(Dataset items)
════════════════════

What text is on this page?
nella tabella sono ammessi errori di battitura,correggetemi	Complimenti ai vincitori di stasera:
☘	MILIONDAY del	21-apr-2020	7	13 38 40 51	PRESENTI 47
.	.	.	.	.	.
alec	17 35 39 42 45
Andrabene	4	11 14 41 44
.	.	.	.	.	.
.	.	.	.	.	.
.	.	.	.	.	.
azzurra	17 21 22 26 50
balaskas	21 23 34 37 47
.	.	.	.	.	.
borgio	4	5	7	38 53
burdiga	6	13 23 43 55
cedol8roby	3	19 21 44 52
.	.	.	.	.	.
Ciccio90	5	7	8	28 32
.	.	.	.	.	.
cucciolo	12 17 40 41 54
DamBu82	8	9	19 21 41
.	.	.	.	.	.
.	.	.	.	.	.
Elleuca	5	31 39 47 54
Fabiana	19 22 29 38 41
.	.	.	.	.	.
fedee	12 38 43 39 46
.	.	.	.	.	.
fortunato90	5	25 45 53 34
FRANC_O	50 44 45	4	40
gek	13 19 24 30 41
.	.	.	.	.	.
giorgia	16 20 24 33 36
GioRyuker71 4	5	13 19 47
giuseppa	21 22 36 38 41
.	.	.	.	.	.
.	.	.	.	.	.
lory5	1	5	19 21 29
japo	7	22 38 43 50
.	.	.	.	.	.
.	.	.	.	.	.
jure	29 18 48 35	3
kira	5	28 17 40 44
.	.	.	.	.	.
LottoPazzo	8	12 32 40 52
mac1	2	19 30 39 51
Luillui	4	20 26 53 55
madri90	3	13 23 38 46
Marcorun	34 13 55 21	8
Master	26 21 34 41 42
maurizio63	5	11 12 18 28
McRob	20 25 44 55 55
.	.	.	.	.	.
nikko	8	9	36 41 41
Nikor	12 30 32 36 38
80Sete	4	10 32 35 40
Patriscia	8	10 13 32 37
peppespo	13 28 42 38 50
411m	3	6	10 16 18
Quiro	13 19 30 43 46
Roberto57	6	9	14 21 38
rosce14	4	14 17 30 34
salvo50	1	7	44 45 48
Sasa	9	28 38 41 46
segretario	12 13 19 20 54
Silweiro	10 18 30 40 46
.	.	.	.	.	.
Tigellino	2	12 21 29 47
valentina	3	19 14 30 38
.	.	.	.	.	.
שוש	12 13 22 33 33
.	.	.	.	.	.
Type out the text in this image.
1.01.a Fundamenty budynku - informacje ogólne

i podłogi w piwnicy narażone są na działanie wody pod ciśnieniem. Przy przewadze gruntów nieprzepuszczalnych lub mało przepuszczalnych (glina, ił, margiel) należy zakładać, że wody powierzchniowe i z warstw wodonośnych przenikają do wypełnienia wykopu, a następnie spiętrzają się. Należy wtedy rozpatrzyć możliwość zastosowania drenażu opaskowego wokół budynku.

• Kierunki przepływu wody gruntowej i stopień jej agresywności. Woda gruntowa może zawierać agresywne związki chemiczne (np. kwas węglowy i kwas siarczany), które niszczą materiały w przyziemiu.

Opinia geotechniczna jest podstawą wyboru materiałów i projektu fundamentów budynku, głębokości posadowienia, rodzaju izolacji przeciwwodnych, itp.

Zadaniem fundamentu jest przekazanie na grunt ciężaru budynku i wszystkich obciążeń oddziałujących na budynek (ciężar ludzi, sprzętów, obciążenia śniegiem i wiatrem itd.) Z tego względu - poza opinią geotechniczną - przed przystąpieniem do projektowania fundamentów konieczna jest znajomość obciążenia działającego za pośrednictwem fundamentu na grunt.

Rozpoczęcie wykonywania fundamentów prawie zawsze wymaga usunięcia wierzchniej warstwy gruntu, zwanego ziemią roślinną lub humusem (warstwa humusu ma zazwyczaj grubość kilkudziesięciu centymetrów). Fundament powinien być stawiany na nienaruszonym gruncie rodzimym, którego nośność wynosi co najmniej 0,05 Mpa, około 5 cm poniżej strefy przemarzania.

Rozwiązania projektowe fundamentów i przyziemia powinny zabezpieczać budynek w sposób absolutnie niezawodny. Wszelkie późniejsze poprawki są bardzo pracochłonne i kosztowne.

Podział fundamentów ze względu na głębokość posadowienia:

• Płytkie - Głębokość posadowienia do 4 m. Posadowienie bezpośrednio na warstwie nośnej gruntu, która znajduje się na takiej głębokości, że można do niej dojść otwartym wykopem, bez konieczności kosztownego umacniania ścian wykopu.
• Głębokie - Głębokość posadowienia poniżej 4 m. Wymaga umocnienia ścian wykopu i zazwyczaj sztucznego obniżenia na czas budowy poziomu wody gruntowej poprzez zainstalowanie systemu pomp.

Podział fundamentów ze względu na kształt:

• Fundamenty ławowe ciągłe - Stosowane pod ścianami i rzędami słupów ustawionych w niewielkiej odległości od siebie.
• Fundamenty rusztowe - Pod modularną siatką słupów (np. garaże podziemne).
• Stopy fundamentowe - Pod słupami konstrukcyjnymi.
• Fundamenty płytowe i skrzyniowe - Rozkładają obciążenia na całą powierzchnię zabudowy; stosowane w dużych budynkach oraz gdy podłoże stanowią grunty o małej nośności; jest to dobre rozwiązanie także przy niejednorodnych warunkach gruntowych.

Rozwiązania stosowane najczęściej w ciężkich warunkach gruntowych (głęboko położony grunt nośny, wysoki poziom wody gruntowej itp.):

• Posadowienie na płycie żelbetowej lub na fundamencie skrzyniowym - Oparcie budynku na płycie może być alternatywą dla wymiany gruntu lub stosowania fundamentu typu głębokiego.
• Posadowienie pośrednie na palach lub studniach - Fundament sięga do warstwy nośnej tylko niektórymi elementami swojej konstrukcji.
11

════════════════════

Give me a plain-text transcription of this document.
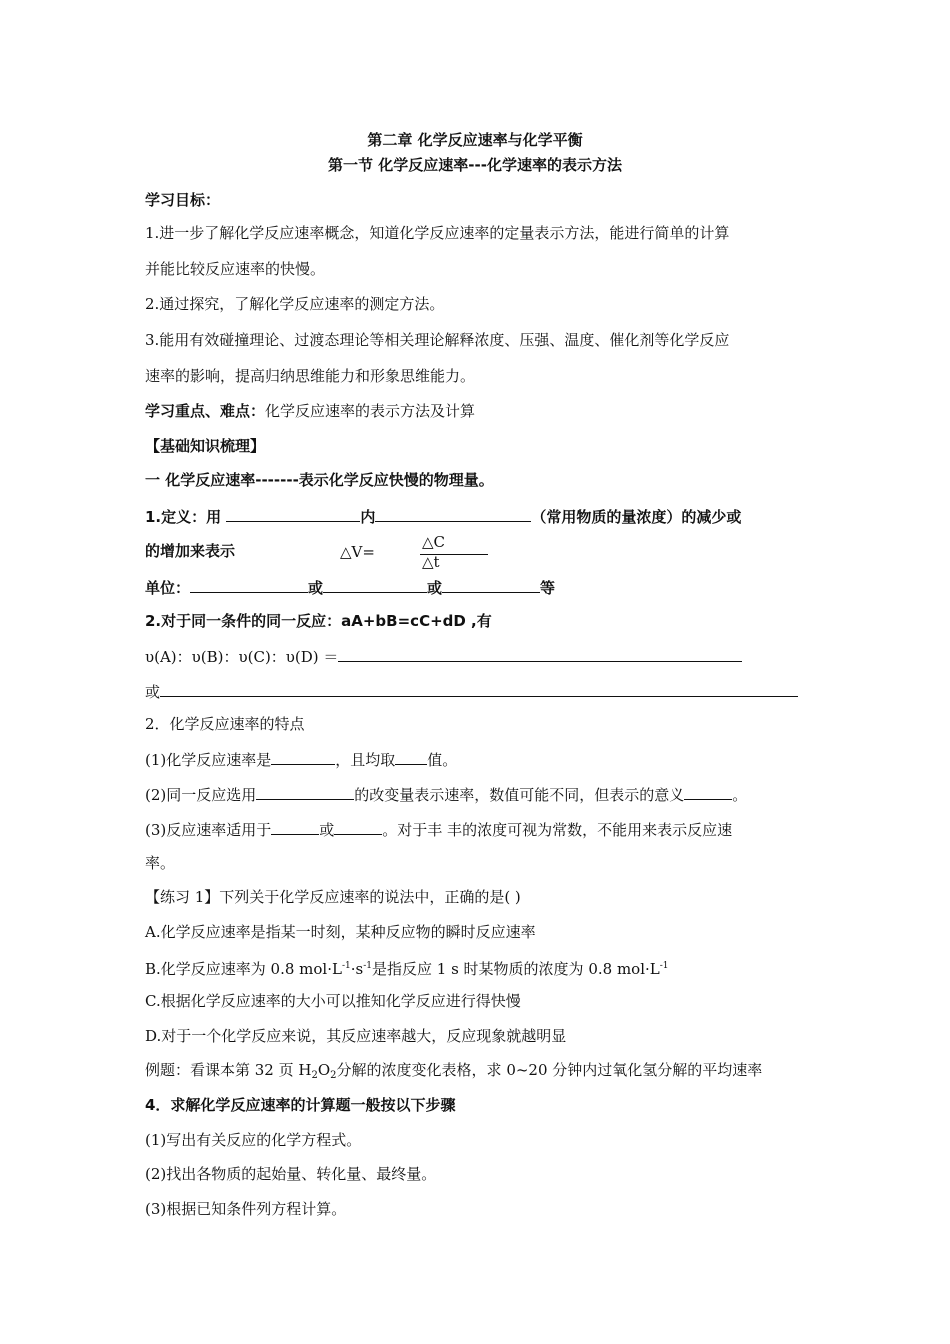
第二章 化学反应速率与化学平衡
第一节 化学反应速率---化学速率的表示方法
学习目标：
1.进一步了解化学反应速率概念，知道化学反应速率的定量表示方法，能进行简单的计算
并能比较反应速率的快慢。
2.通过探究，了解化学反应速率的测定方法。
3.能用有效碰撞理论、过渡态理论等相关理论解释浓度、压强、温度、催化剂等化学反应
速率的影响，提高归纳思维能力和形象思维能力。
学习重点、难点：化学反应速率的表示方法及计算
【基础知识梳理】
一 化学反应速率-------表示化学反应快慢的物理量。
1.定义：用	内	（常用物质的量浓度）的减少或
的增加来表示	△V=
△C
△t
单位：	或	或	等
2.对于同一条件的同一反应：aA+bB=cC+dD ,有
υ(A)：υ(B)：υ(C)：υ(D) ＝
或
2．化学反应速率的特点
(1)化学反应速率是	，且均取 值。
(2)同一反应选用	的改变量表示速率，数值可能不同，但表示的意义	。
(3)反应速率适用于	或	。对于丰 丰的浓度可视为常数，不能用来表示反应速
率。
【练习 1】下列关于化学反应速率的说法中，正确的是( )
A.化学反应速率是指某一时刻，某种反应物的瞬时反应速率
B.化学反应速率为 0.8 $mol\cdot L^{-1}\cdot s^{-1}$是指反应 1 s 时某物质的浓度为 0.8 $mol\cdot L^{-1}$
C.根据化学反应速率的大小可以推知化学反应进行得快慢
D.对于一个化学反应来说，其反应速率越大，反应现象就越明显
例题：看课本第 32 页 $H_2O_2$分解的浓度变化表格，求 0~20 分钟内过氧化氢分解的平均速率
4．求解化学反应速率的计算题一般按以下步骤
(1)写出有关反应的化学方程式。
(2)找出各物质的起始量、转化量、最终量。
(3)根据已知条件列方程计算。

════════════════════

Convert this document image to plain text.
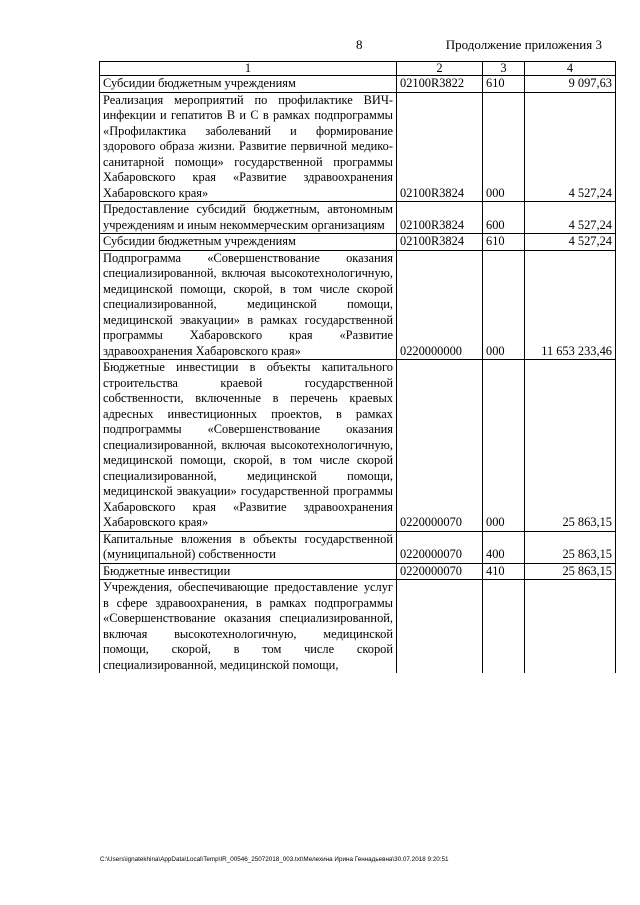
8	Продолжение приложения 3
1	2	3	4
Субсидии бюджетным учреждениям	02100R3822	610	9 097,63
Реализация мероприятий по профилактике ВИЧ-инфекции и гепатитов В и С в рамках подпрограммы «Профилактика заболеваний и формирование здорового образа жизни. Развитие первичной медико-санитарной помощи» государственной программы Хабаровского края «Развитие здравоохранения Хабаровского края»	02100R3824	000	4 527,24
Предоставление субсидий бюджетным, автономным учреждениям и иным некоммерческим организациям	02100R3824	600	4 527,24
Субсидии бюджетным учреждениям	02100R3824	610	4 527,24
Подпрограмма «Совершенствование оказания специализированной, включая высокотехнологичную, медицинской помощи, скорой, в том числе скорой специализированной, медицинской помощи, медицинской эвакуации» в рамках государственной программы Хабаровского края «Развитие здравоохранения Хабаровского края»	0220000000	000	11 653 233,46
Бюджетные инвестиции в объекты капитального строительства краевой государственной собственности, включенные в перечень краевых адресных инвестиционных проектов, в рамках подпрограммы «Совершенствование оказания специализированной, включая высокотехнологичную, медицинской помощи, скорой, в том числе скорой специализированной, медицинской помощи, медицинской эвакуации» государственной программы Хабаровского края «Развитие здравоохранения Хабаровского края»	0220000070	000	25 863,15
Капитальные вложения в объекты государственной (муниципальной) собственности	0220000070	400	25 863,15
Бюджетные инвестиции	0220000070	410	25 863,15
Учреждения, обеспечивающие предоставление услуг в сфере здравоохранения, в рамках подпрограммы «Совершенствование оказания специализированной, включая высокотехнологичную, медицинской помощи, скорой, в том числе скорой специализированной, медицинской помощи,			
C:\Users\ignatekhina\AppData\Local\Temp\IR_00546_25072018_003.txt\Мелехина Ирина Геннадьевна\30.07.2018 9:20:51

════════════════════

> **GOAL**
Give the number of lines in the listing above that hold the string "Бюджетные", with nothing else.

> **RESULT BELOW**
2